WRITTEN EXERCISE
Update the rows from the very first line through the line holding "page-title: Payment Confirmation: [50, 203, 663, 267]", inclusive, by replacing "Indane" with "Bharatgas" and leaving everything else the same.

TASK INPUT
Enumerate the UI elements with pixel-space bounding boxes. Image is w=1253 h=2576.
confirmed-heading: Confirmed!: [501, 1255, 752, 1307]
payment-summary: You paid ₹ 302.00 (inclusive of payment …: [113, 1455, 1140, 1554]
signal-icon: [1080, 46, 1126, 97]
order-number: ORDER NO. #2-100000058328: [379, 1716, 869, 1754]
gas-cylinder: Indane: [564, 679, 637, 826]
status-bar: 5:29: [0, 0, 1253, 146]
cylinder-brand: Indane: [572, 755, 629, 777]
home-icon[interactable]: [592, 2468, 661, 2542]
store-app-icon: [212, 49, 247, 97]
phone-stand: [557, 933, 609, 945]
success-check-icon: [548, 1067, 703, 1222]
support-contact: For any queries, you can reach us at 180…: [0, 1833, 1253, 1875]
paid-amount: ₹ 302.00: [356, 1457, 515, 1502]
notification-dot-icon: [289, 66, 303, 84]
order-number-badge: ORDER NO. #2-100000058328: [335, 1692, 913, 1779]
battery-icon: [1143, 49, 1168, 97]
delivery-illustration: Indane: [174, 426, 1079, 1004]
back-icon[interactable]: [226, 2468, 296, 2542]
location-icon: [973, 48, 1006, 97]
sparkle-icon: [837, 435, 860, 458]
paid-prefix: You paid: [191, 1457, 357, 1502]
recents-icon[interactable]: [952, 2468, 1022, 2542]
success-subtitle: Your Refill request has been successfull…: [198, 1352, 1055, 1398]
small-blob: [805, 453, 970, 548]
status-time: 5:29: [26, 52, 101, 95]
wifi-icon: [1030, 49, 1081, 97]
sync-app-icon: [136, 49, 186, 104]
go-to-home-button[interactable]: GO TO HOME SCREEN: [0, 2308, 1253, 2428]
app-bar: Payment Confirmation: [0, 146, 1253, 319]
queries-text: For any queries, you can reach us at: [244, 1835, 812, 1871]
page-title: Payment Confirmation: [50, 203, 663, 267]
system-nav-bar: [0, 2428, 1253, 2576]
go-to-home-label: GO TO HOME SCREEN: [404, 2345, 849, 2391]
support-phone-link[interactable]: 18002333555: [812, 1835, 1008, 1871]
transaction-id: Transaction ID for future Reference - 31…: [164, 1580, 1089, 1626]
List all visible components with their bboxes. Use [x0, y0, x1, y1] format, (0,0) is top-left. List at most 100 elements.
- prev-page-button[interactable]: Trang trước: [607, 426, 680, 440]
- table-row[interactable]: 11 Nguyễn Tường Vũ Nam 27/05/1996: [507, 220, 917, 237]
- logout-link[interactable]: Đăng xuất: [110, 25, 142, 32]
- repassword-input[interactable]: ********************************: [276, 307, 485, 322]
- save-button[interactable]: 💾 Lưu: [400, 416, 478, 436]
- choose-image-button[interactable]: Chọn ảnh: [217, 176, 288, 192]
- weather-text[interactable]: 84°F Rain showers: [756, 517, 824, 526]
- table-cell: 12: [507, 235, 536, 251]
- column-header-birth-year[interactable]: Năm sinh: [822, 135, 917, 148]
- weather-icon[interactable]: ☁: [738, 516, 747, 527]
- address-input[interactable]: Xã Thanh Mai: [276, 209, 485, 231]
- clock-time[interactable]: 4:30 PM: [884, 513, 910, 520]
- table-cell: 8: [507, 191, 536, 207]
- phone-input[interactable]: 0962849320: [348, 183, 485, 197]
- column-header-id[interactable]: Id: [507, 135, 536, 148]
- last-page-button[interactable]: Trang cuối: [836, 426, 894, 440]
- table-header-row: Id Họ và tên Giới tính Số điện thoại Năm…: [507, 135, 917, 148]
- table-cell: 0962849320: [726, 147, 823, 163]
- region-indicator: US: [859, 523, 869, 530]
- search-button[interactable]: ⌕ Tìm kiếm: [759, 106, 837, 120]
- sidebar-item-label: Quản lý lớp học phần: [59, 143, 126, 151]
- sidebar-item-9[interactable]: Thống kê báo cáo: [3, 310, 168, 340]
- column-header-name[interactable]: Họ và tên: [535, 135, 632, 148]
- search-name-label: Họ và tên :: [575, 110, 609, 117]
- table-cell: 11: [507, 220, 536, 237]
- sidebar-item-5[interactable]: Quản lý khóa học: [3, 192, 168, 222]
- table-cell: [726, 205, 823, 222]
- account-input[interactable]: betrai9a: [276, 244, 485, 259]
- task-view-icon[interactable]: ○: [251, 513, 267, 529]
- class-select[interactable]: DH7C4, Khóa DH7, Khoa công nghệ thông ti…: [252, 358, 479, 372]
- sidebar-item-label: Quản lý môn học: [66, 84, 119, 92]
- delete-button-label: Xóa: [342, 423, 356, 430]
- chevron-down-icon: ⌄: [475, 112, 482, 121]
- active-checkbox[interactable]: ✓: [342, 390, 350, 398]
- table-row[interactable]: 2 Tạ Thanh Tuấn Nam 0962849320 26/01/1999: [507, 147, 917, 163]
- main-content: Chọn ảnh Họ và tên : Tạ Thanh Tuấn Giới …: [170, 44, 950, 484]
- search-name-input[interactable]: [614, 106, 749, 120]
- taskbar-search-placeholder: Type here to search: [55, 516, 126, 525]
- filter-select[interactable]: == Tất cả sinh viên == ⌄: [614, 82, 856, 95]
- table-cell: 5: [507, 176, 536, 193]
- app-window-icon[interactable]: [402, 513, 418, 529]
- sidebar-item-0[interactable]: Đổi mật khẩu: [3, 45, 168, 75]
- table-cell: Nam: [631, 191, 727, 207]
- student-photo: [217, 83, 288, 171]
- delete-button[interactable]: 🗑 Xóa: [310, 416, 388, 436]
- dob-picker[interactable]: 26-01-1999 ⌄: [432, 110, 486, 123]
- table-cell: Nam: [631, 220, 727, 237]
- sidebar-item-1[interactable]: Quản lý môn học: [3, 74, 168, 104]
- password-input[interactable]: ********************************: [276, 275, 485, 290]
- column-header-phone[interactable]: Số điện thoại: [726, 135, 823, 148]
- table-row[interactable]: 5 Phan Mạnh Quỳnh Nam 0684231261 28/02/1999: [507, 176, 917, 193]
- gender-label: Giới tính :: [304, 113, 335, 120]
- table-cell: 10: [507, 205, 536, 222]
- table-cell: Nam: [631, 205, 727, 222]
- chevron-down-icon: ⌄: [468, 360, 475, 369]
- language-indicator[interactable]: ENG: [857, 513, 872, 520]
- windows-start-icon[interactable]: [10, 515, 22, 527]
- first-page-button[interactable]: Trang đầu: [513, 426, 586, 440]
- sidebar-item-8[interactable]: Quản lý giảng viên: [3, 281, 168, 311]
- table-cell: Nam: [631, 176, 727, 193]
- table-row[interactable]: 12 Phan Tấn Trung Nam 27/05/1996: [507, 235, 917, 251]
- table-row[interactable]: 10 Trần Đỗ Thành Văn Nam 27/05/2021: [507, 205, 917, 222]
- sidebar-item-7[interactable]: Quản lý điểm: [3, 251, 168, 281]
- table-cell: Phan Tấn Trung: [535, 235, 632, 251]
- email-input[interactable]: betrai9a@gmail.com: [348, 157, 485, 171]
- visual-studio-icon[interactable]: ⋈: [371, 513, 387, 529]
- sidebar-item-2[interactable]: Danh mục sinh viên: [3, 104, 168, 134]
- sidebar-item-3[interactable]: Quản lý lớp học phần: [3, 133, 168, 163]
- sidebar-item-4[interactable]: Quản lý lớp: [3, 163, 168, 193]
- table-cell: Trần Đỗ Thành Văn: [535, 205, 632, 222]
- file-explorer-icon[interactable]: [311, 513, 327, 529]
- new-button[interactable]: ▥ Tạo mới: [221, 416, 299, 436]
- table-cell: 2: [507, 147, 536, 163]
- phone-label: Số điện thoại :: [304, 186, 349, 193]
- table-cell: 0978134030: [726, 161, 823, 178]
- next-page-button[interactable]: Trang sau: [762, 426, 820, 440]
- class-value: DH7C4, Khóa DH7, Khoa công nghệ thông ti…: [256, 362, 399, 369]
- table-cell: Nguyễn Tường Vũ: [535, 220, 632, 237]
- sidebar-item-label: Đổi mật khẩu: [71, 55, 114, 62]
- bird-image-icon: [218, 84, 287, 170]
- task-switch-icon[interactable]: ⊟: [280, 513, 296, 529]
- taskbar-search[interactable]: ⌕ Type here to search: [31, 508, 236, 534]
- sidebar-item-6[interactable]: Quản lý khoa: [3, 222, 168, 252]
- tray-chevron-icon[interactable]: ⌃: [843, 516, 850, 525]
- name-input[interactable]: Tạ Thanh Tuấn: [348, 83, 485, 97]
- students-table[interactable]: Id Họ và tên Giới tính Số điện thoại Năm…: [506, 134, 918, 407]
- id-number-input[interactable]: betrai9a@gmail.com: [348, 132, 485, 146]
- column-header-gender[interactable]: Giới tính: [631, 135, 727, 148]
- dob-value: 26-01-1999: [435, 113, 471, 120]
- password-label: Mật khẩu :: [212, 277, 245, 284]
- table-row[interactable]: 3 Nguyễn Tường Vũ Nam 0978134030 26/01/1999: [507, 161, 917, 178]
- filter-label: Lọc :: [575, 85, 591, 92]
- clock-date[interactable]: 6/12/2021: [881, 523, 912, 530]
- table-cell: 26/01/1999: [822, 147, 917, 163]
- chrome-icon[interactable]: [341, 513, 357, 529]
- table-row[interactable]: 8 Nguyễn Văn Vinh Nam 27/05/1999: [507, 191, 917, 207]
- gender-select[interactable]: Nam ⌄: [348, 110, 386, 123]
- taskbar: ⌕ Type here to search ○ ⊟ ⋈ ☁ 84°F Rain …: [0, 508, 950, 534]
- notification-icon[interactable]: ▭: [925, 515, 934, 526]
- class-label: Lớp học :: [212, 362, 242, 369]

FINISHED ANSWER
Enumerate the UI elements with pixel-space bounding boxes. Image is w=1253 h=2576.
confirmed-heading: Confirmed!: [501, 1255, 752, 1307]
payment-summary: You paid ₹ 302.00 (inclusive of payment …: [113, 1455, 1140, 1554]
signal-icon: [1080, 46, 1126, 97]
order-number: ORDER NO. #2-100000058328: [379, 1716, 869, 1754]
gas-cylinder: Bharatgas: [564, 679, 637, 826]
status-bar: 5:29: [0, 0, 1253, 146]
cylinder-brand: Bharatgas: [572, 755, 629, 777]
home-icon[interactable]: [592, 2468, 661, 2542]
store-app-icon: [212, 49, 247, 97]
phone-stand: [557, 933, 609, 945]
success-check-icon: [548, 1067, 703, 1222]
support-contact: For any queries, you can reach us at 180…: [0, 1833, 1253, 1875]
paid-amount: ₹ 302.00: [356, 1457, 515, 1502]
notification-dot-icon: [289, 66, 303, 84]
order-number-badge: ORDER NO. #2-100000058328: [335, 1692, 913, 1779]
battery-icon: [1143, 49, 1168, 97]
delivery-illustration: Bharatgas: [174, 426, 1079, 1004]
back-icon[interactable]: [226, 2468, 296, 2542]
location-icon: [973, 48, 1006, 97]
sparkle-icon: [837, 435, 860, 458]
paid-prefix: You paid: [191, 1457, 357, 1502]
recents-icon[interactable]: [952, 2468, 1022, 2542]
success-subtitle: Your Refill request has been successfull…: [198, 1352, 1055, 1398]
small-blob: [805, 453, 970, 548]
status-time: 5:29: [26, 52, 101, 95]
wifi-icon: [1030, 49, 1081, 97]
sync-app-icon: [136, 49, 186, 104]
go-to-home-button[interactable]: GO TO HOME SCREEN: [0, 2308, 1253, 2428]
app-bar: Payment Confirmation: [0, 146, 1253, 319]
queries-text: For any queries, you can reach us at: [244, 1835, 812, 1871]
page-title: Payment Confirmation: [50, 203, 663, 267]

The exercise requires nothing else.